### AIM OF THE TASK
Search the records for "type" and copy each line that holds it.
━━━━━ GIVEN DATA ━━━━━
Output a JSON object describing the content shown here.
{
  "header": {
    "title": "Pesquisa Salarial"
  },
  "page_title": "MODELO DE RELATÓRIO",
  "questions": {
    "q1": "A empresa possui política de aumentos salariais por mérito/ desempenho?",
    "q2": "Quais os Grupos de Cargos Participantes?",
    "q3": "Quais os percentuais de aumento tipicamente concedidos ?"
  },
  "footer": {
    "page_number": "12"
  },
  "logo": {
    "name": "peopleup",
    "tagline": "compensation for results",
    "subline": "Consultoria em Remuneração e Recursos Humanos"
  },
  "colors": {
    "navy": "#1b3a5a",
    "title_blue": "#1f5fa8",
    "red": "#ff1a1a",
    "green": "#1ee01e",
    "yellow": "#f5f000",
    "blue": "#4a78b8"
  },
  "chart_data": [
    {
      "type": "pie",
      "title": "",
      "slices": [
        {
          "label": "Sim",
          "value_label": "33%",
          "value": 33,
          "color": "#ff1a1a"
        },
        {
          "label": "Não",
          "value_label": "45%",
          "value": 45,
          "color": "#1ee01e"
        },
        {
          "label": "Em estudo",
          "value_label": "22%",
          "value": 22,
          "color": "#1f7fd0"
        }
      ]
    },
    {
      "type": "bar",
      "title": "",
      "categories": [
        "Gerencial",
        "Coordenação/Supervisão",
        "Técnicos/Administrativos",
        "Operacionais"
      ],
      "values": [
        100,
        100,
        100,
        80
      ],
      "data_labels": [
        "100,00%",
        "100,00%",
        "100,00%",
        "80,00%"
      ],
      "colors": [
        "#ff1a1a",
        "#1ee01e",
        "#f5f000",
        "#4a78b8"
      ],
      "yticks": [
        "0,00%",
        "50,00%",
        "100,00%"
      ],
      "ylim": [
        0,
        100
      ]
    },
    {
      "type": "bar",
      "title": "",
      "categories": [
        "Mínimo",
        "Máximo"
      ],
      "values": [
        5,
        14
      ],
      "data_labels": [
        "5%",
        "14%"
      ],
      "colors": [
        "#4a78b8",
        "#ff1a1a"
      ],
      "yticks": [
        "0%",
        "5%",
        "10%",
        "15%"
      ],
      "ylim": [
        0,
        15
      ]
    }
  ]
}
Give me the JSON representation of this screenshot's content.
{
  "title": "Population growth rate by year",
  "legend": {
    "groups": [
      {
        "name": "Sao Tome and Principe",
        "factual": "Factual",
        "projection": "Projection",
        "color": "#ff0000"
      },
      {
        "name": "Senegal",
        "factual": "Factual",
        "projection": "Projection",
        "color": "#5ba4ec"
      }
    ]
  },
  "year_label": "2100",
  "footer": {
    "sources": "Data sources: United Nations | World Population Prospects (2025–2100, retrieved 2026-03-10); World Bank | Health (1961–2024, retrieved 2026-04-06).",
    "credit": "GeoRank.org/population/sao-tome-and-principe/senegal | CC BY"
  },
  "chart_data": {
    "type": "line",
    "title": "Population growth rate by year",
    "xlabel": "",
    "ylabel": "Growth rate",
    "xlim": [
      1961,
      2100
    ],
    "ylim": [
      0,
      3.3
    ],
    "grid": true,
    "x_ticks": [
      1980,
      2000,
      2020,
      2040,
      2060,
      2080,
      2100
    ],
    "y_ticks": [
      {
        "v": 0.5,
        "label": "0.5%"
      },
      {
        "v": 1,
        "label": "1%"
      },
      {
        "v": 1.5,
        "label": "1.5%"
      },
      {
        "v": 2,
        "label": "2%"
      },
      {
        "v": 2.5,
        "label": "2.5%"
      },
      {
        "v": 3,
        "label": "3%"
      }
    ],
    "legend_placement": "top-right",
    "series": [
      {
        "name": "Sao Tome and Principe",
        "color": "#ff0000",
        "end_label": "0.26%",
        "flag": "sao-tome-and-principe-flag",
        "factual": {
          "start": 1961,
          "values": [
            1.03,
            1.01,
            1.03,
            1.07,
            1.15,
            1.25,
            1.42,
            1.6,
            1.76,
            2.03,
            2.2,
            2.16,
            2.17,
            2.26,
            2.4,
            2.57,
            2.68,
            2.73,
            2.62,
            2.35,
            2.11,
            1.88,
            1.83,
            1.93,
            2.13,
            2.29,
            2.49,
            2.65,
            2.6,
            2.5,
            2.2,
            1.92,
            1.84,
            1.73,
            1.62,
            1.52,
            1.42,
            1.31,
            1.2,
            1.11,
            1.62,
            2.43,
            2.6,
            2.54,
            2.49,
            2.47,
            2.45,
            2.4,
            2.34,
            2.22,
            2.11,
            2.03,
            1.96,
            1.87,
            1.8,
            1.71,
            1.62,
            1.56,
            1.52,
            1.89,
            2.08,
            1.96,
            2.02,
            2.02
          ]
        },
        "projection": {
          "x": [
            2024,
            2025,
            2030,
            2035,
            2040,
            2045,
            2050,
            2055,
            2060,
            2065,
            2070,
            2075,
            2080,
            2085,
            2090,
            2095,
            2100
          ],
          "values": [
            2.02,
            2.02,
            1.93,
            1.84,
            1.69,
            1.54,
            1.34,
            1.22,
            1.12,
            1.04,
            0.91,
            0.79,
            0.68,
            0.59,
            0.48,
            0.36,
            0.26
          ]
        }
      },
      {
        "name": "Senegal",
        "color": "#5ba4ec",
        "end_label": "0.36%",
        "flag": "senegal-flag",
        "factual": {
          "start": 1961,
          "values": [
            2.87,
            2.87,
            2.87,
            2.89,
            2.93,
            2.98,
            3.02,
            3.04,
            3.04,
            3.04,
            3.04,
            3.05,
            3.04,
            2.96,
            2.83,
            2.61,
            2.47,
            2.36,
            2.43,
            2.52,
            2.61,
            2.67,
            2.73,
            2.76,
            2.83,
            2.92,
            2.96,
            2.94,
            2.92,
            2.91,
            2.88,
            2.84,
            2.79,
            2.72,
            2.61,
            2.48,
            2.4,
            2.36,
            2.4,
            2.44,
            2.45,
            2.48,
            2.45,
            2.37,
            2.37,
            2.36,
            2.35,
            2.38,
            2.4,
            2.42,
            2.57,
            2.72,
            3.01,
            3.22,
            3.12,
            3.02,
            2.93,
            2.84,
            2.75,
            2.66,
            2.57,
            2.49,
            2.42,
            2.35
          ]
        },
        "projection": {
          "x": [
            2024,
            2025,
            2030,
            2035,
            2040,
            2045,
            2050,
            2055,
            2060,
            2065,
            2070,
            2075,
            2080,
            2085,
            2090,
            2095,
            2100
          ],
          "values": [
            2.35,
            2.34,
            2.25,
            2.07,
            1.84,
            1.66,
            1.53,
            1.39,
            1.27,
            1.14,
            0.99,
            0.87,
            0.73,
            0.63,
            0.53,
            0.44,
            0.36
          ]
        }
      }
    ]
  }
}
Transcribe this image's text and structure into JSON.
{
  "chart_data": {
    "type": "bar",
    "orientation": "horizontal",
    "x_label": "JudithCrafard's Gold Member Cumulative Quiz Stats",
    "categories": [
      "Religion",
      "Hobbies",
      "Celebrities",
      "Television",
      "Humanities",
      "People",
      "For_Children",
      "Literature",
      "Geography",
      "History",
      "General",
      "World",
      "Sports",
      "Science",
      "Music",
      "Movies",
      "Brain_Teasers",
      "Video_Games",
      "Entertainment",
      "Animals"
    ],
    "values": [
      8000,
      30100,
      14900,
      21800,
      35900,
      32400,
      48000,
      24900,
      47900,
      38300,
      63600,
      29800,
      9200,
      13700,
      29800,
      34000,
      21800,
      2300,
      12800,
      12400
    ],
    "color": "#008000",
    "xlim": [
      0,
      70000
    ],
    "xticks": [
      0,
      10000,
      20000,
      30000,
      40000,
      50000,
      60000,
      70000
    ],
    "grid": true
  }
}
━━━━━
### WORKED ANSWER
      "type": "pie",
      "type": "bar",
      "type": "bar",
    "type": "line",
    "type": "bar",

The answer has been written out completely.